Each line containing the word "name" must be reported.

(Stored entries)

== == ==

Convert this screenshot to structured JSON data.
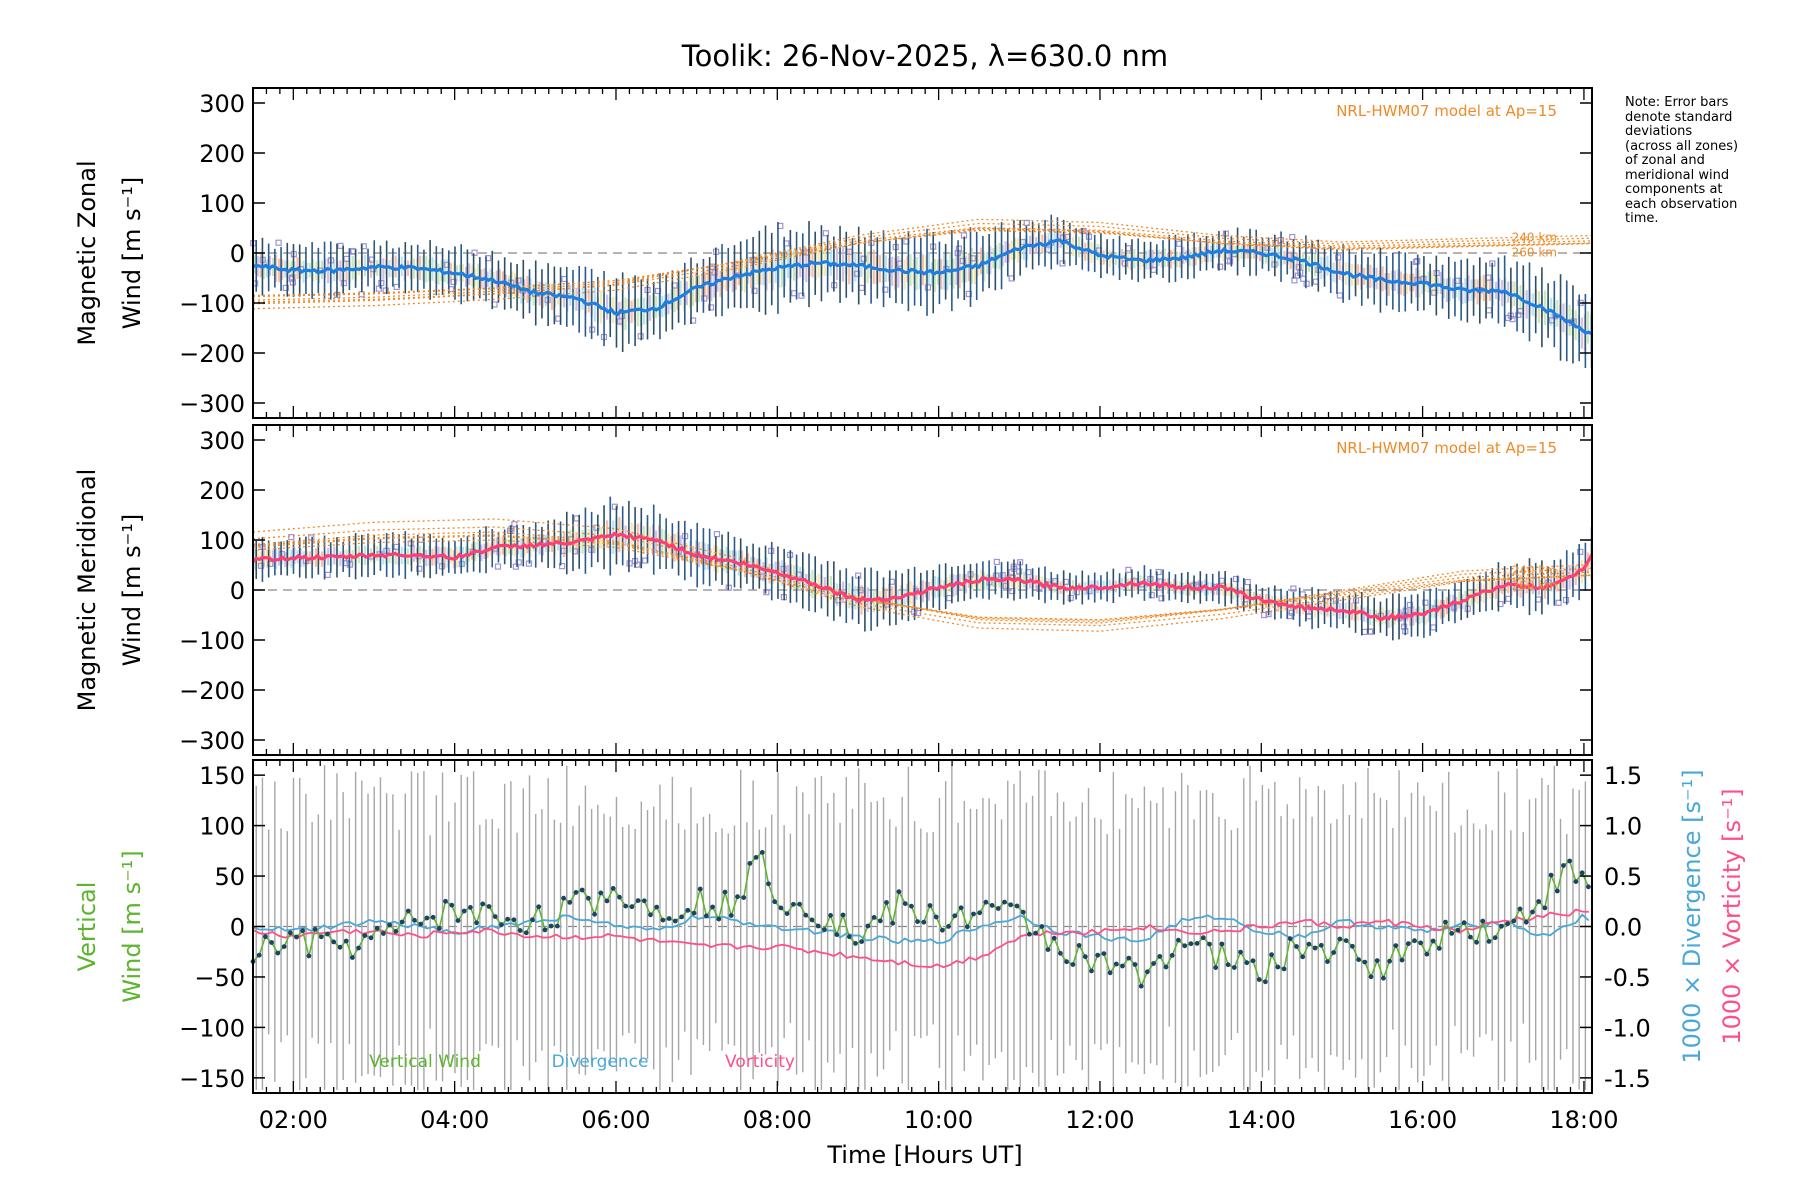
{
  "chart_data": {
    "type": "line",
    "title": "Toolik: 26-Nov-2025, λ=630.0 nm",
    "xlabel": "Time [Hours UT]",
    "xlim": [
      1.5,
      18.1
    ],
    "x_ticks": [
      2,
      4,
      6,
      8,
      10,
      12,
      14,
      16,
      18
    ],
    "x_tick_labels": [
      "02:00",
      "04:00",
      "06:00",
      "08:00",
      "10:00",
      "12:00",
      "14:00",
      "16:00",
      "18:00"
    ],
    "note": [
      "Note: Error bars",
      "denote standard",
      "deviations",
      "(across all zones)",
      "of zonal and",
      "meridional wind",
      "components at",
      "each observation",
      "time."
    ],
    "panels": [
      {
        "name": "zonal",
        "ylabel_line1": "Magnetic Zonal",
        "ylabel_line2": "Wind [m s⁻¹]",
        "ylim": [
          -330,
          330
        ],
        "y_ticks": [
          300,
          200,
          100,
          0,
          -100,
          -200,
          -300
        ],
        "model_label": "NRL-HWM07 model at Ap=15",
        "model_alt_labels": [
          "240 km",
          "260 km"
        ],
        "series": [
          {
            "name": "Mean zonal wind",
            "color": "#1f7fe0",
            "x": [
              1.5,
              2.0,
              2.5,
              3.0,
              3.5,
              4.0,
              4.5,
              5.0,
              5.5,
              6.0,
              6.5,
              7.0,
              7.5,
              8.0,
              8.5,
              9.0,
              9.5,
              10.0,
              10.5,
              11.0,
              11.5,
              12.0,
              12.5,
              13.0,
              13.5,
              14.0,
              14.5,
              15.0,
              15.5,
              16.0,
              16.5,
              17.0,
              17.5,
              18.0,
              18.1
            ],
            "y": [
              -25,
              -35,
              -35,
              -28,
              -30,
              -40,
              -55,
              -80,
              -90,
              -120,
              -110,
              -70,
              -45,
              -30,
              -20,
              -25,
              -35,
              -40,
              -25,
              10,
              25,
              -5,
              -15,
              -10,
              5,
              0,
              -15,
              -40,
              -55,
              -60,
              -75,
              -75,
              -110,
              -155,
              -160
            ],
            "spread": [
              50,
              50,
              50,
              50,
              50,
              50,
              55,
              55,
              60,
              70,
              60,
              65,
              70,
              80,
              75,
              70,
              75,
              75,
              70,
              50,
              45,
              40,
              40,
              40,
              40,
              40,
              45,
              50,
              55,
              55,
              55,
              60,
              70,
              75,
              75
            ]
          },
          {
            "name": "HWM07 model",
            "color": "#f08a28",
            "x": [
              1.5,
              3.0,
              4.5,
              6.0,
              7.5,
              9.0,
              10.5,
              12.0,
              13.5,
              15.0,
              16.5,
              18.1
            ],
            "y": [
              -85,
              -80,
              -70,
              -55,
              -20,
              20,
              45,
              40,
              20,
              10,
              15,
              20
            ]
          }
        ]
      },
      {
        "name": "meridional",
        "ylabel_line1": "Magnetic Meridional",
        "ylabel_line2": "Wind [m s⁻¹]",
        "ylim": [
          -330,
          330
        ],
        "y_ticks": [
          300,
          200,
          100,
          0,
          -100,
          -200,
          -300
        ],
        "model_label": "NRL-HWM07 model at Ap=15",
        "model_alt_labels": [
          "240 km",
          "260 km"
        ],
        "series": [
          {
            "name": "Mean meridional wind",
            "color": "#ff3f73",
            "x": [
              1.5,
              2.0,
              2.5,
              3.0,
              3.5,
              4.0,
              4.5,
              5.0,
              5.5,
              6.0,
              6.5,
              7.0,
              7.5,
              8.0,
              8.5,
              9.0,
              9.5,
              10.0,
              10.5,
              11.0,
              11.5,
              12.0,
              12.5,
              13.0,
              13.5,
              14.0,
              14.5,
              15.0,
              15.5,
              16.0,
              16.5,
              17.0,
              17.5,
              18.0,
              18.1
            ],
            "y": [
              60,
              65,
              65,
              70,
              70,
              65,
              85,
              90,
              95,
              110,
              100,
              70,
              55,
              35,
              10,
              -20,
              -15,
              5,
              20,
              20,
              5,
              5,
              15,
              5,
              5,
              -20,
              -35,
              -40,
              -55,
              -50,
              -20,
              10,
              5,
              40,
              75
            ],
            "spread": [
              40,
              40,
              40,
              40,
              40,
              40,
              40,
              45,
              55,
              70,
              60,
              55,
              50,
              50,
              55,
              55,
              50,
              45,
              40,
              35,
              30,
              30,
              30,
              30,
              30,
              30,
              35,
              35,
              40,
              40,
              40,
              45,
              50,
              50,
              50
            ]
          },
          {
            "name": "HWM07 model",
            "color": "#f08a28",
            "x": [
              1.5,
              3.0,
              4.5,
              6.0,
              7.5,
              9.0,
              10.5,
              12.0,
              13.5,
              15.0,
              16.5,
              18.1
            ],
            "y": [
              80,
              95,
              100,
              85,
              40,
              -20,
              -55,
              -60,
              -40,
              -10,
              20,
              30
            ]
          }
        ]
      },
      {
        "name": "vertical",
        "ylabel_line1": "Vertical",
        "ylabel_line2": "Wind [m s⁻¹]",
        "ylim": [
          -165,
          165
        ],
        "y_ticks": [
          150,
          100,
          50,
          0,
          -50,
          -100,
          -150
        ],
        "y2_label_div": "1000 × Divergence [s⁻¹]",
        "y2_label_vort": "1000 × Vorticity [s⁻¹]",
        "y2lim": [
          -1.65,
          1.65
        ],
        "y2_ticks": [
          1.5,
          1.0,
          0.5,
          0.0,
          -0.5,
          -1.0,
          -1.5
        ],
        "legend": [
          "Vertical Wind",
          "Divergence",
          "Vorticity"
        ],
        "series": [
          {
            "name": "Vertical Wind",
            "color": "#5db42f",
            "x": [
              1.5,
              2.0,
              2.5,
              3.0,
              3.5,
              4.0,
              4.5,
              5.0,
              5.5,
              6.0,
              6.5,
              7.0,
              7.5,
              7.8,
              8.0,
              8.5,
              9.0,
              9.5,
              10.0,
              10.5,
              11.0,
              11.5,
              12.0,
              12.5,
              13.0,
              13.5,
              14.0,
              14.5,
              15.0,
              15.5,
              16.0,
              16.5,
              17.0,
              17.5,
              17.8,
              18.1
            ],
            "y": [
              -25,
              -15,
              -20,
              -15,
              5,
              15,
              10,
              5,
              20,
              35,
              15,
              25,
              20,
              75,
              30,
              15,
              -10,
              20,
              5,
              15,
              10,
              -20,
              -40,
              -45,
              -15,
              -30,
              -45,
              -20,
              -25,
              -40,
              -15,
              0,
              -5,
              30,
              55,
              35
            ]
          },
          {
            "name": "Divergence",
            "color": "#4aa8d8",
            "x": [
              1.5,
              2.0,
              2.5,
              3.0,
              3.5,
              4.0,
              4.5,
              5.0,
              5.5,
              6.0,
              6.5,
              7.0,
              7.5,
              8.0,
              8.5,
              9.0,
              9.5,
              10.0,
              10.5,
              11.0,
              11.5,
              12.0,
              12.5,
              13.0,
              13.5,
              14.0,
              14.5,
              15.0,
              15.5,
              16.0,
              16.5,
              17.0,
              17.5,
              18.0,
              18.1
            ],
            "y": [
              0.0,
              -0.05,
              0.0,
              0.05,
              0.0,
              -0.05,
              0.0,
              0.05,
              0.1,
              0.0,
              -0.05,
              0.1,
              0.05,
              0.0,
              -0.05,
              -0.1,
              -0.15,
              -0.15,
              0.0,
              0.1,
              -0.05,
              -0.1,
              -0.15,
              0.05,
              0.1,
              -0.05,
              -0.1,
              0.05,
              0.0,
              -0.05,
              0.0,
              0.05,
              -0.1,
              0.1,
              0.0
            ]
          },
          {
            "name": "Vorticity",
            "color": "#ff4f86",
            "x": [
              1.5,
              2.0,
              2.5,
              3.0,
              3.5,
              4.0,
              4.5,
              5.0,
              5.5,
              6.0,
              6.5,
              7.0,
              7.5,
              8.0,
              8.5,
              9.0,
              9.5,
              10.0,
              10.5,
              11.0,
              11.5,
              12.0,
              12.5,
              13.0,
              13.5,
              14.0,
              14.5,
              15.0,
              15.5,
              16.0,
              16.5,
              17.0,
              17.5,
              18.0,
              18.1
            ],
            "y": [
              -0.05,
              -0.1,
              -0.05,
              -0.05,
              -0.1,
              -0.05,
              -0.05,
              -0.1,
              -0.1,
              -0.1,
              -0.15,
              -0.2,
              -0.2,
              -0.2,
              -0.25,
              -0.3,
              -0.35,
              -0.4,
              -0.3,
              -0.1,
              -0.05,
              -0.05,
              0.0,
              -0.05,
              -0.05,
              0.0,
              0.05,
              0.0,
              0.05,
              0.0,
              -0.05,
              0.05,
              0.1,
              0.15,
              0.1
            ]
          }
        ]
      }
    ]
  }
}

== == ==

Task result:
        "name": "zonal",
            "name": "Mean zonal wind",
            "name": "HWM07 model",
        "name": "meridional",
            "name": "Mean meridional wind",
            "name": "HWM07 model",
        "name": "vertical",
            "name": "Vertical Wind",
            "name": "Divergence",
            "name": "Vorticity",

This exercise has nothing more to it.